_Supplied material_
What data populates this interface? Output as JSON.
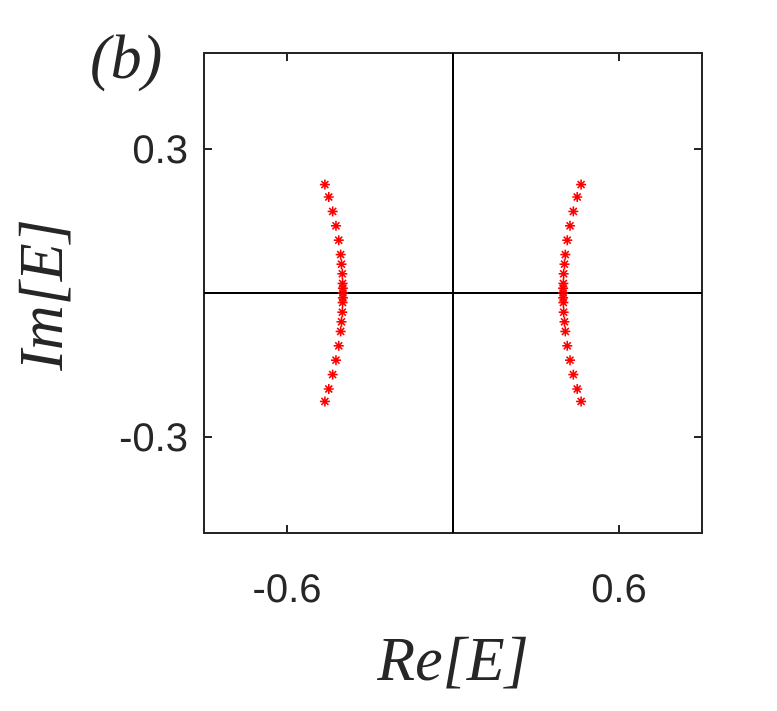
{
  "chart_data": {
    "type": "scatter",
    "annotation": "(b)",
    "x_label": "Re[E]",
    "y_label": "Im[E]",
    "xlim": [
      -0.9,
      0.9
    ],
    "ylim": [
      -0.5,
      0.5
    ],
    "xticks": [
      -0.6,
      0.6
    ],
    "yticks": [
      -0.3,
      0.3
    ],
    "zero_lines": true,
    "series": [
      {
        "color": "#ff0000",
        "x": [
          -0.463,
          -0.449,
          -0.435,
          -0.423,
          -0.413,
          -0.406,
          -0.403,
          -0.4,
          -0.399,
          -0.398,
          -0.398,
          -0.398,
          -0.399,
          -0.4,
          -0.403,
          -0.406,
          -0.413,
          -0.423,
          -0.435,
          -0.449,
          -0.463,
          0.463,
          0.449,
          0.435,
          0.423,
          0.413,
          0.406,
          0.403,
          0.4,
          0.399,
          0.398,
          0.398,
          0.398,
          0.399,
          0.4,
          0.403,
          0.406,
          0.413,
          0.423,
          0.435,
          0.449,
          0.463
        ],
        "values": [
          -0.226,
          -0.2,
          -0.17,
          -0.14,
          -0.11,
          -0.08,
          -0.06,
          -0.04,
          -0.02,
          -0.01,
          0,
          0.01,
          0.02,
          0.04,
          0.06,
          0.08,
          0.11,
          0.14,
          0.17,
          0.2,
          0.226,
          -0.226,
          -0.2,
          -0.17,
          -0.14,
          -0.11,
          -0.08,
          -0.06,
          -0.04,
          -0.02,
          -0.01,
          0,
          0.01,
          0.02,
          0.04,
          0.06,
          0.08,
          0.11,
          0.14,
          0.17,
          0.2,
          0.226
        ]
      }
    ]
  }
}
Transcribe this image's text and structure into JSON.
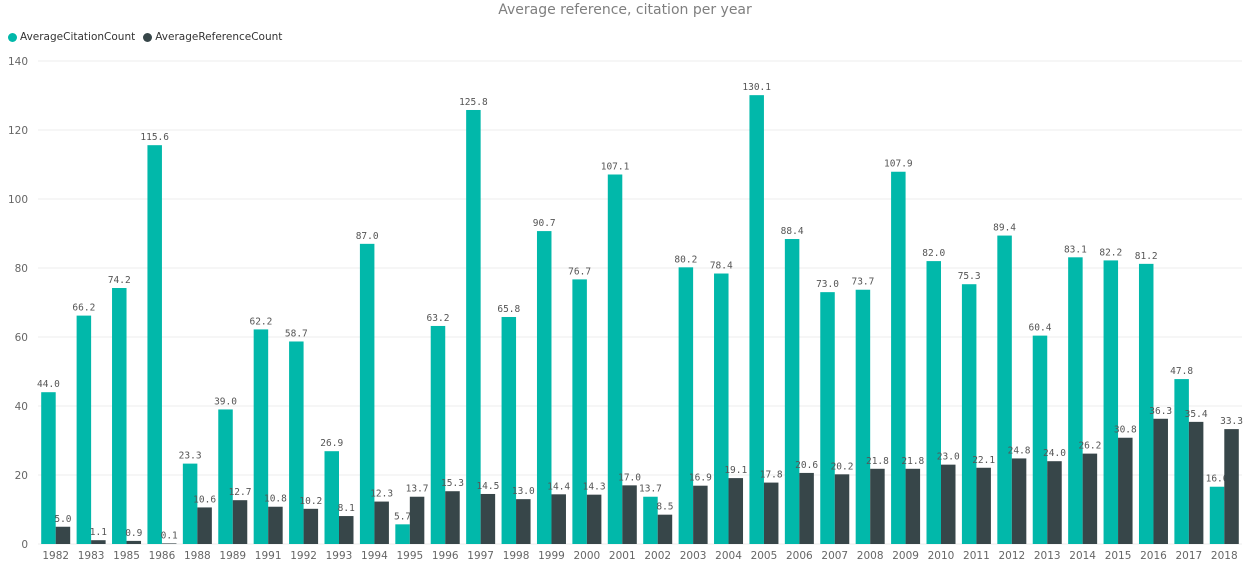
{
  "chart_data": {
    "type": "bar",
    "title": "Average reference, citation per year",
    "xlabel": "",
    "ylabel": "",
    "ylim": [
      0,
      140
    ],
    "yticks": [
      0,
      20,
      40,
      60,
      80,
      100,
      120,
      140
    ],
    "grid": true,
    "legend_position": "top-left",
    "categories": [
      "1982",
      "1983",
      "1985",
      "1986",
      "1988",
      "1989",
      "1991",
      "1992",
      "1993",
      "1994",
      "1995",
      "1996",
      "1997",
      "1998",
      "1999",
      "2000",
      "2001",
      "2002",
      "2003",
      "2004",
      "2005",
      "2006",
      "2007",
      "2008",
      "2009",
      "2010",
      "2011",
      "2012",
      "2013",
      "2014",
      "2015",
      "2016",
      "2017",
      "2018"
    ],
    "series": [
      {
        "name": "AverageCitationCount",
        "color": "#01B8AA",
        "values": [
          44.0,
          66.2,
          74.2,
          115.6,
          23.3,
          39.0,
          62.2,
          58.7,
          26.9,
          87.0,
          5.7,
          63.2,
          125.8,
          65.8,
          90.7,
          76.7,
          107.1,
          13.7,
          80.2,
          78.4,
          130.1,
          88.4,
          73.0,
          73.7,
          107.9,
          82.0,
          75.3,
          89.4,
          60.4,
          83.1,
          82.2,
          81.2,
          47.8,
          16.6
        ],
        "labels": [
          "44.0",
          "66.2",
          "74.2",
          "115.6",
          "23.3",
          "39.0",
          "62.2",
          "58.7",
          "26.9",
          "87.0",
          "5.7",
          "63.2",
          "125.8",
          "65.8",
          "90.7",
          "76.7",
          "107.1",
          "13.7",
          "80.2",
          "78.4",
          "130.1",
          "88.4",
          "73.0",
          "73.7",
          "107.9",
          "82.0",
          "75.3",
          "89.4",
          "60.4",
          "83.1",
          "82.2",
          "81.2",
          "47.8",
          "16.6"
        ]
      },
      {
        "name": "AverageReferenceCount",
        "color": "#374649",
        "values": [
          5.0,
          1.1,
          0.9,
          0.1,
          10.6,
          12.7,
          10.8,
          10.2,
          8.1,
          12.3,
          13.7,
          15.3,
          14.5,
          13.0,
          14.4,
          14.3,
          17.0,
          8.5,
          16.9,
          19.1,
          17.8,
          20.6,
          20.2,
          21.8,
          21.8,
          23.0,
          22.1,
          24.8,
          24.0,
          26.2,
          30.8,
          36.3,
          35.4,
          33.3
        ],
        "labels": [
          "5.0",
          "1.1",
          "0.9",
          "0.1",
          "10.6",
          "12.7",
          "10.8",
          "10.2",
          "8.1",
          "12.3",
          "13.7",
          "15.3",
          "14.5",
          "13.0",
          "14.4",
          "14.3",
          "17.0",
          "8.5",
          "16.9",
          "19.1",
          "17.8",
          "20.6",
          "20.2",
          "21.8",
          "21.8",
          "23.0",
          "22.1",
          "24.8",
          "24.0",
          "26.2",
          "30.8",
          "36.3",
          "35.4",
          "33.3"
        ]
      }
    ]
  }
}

_Exercise details_
Transcribe all of the material exactly, leaving out whatever pictures it contains.

_Solved exercise_
What data populates this interface? Output as JSON.
{
  "chart_data": {
    "type": "scatter",
    "annotation": "(b)",
    "x_label": "Re[E]",
    "y_label": "Im[E]",
    "xlim": [
      -0.9,
      0.9
    ],
    "ylim": [
      -0.5,
      0.5
    ],
    "xticks": [
      -0.6,
      0.6
    ],
    "yticks": [
      -0.3,
      0.3
    ],
    "zero_lines": true,
    "series": [
      {
        "color": "#ff0000",
        "x": [
          -0.463,
          -0.449,
          -0.435,
          -0.423,
          -0.413,
          -0.406,
          -0.403,
          -0.4,
          -0.399,
          -0.398,
          -0.398,
          -0.398,
          -0.399,
          -0.4,
          -0.403,
          -0.406,
          -0.413,
          -0.423,
          -0.435,
          -0.449,
          -0.463,
          0.463,
          0.449,
          0.435,
          0.423,
          0.413,
          0.406,
          0.403,
          0.4,
          0.399,
          0.398,
          0.398,
          0.398,
          0.399,
          0.4,
          0.403,
          0.406,
          0.413,
          0.423,
          0.435,
          0.449,
          0.463
        ],
        "values": [
          -0.226,
          -0.2,
          -0.17,
          -0.14,
          -0.11,
          -0.08,
          -0.06,
          -0.04,
          -0.02,
          -0.01,
          0,
          0.01,
          0.02,
          0.04,
          0.06,
          0.08,
          0.11,
          0.14,
          0.17,
          0.2,
          0.226,
          -0.226,
          -0.2,
          -0.17,
          -0.14,
          -0.11,
          -0.08,
          -0.06,
          -0.04,
          -0.02,
          -0.01,
          0,
          0.01,
          0.02,
          0.04,
          0.06,
          0.08,
          0.11,
          0.14,
          0.17,
          0.2,
          0.226
        ]
      }
    ]
  }
}
Transcribe this image's text and structure into JSON.
{
  "chart_data": {
    "type": "bar",
    "title": "Average reference, citation per year",
    "xlabel": "",
    "ylabel": "",
    "ylim": [
      0,
      140
    ],
    "yticks": [
      0,
      20,
      40,
      60,
      80,
      100,
      120,
      140
    ],
    "grid": true,
    "legend_position": "top-left",
    "categories": [
      "1982",
      "1983",
      "1985",
      "1986",
      "1988",
      "1989",
      "1991",
      "1992",
      "1993",
      "1994",
      "1995",
      "1996",
      "1997",
      "1998",
      "1999",
      "2000",
      "2001",
      "2002",
      "2003",
      "2004",
      "2005",
      "2006",
      "2007",
      "2008",
      "2009",
      "2010",
      "2011",
      "2012",
      "2013",
      "2014",
      "2015",
      "2016",
      "2017",
      "2018"
    ],
    "series": [
      {
        "name": "AverageCitationCount",
        "color": "#01B8AA",
        "values": [
          44.0,
          66.2,
          74.2,
          115.6,
          23.3,
          39.0,
          62.2,
          58.7,
          26.9,
          87.0,
          5.7,
          63.2,
          125.8,
          65.8,
          90.7,
          76.7,
          107.1,
          13.7,
          80.2,
          78.4,
          130.1,
          88.4,
          73.0,
          73.7,
          107.9,
          82.0,
          75.3,
          89.4,
          60.4,
          83.1,
          82.2,
          81.2,
          47.8,
          16.6
        ],
        "labels": [
          "44.0",
          "66.2",
          "74.2",
          "115.6",
          "23.3",
          "39.0",
          "62.2",
          "58.7",
          "26.9",
          "87.0",
          "5.7",
          "63.2",
          "125.8",
          "65.8",
          "90.7",
          "76.7",
          "107.1",
          "13.7",
          "80.2",
          "78.4",
          "130.1",
          "88.4",
          "73.0",
          "73.7",
          "107.9",
          "82.0",
          "75.3",
          "89.4",
          "60.4",
          "83.1",
          "82.2",
          "81.2",
          "47.8",
          "16.6"
        ]
      },
      {
        "name": "AverageReferenceCount",
        "color": "#374649",
        "values": [
          5.0,
          1.1,
          0.9,
          0.1,
          10.6,
          12.7,
          10.8,
          10.2,
          8.1,
          12.3,
          13.7,
          15.3,
          14.5,
          13.0,
          14.4,
          14.3,
          17.0,
          8.5,
          16.9,
          19.1,
          17.8,
          20.6,
          20.2,
          21.8,
          21.8,
          23.0,
          22.1,
          24.8,
          24.0,
          26.2,
          30.8,
          36.3,
          35.4,
          33.3
        ],
        "labels": [
          "5.0",
          "1.1",
          "0.9",
          "0.1",
          "10.6",
          "12.7",
          "10.8",
          "10.2",
          "8.1",
          "12.3",
          "13.7",
          "15.3",
          "14.5",
          "13.0",
          "14.4",
          "14.3",
          "17.0",
          "8.5",
          "16.9",
          "19.1",
          "17.8",
          "20.6",
          "20.2",
          "21.8",
          "21.8",
          "23.0",
          "22.1",
          "24.8",
          "24.0",
          "26.2",
          "30.8",
          "36.3",
          "35.4",
          "33.3"
        ]
      }
    ]
  }
}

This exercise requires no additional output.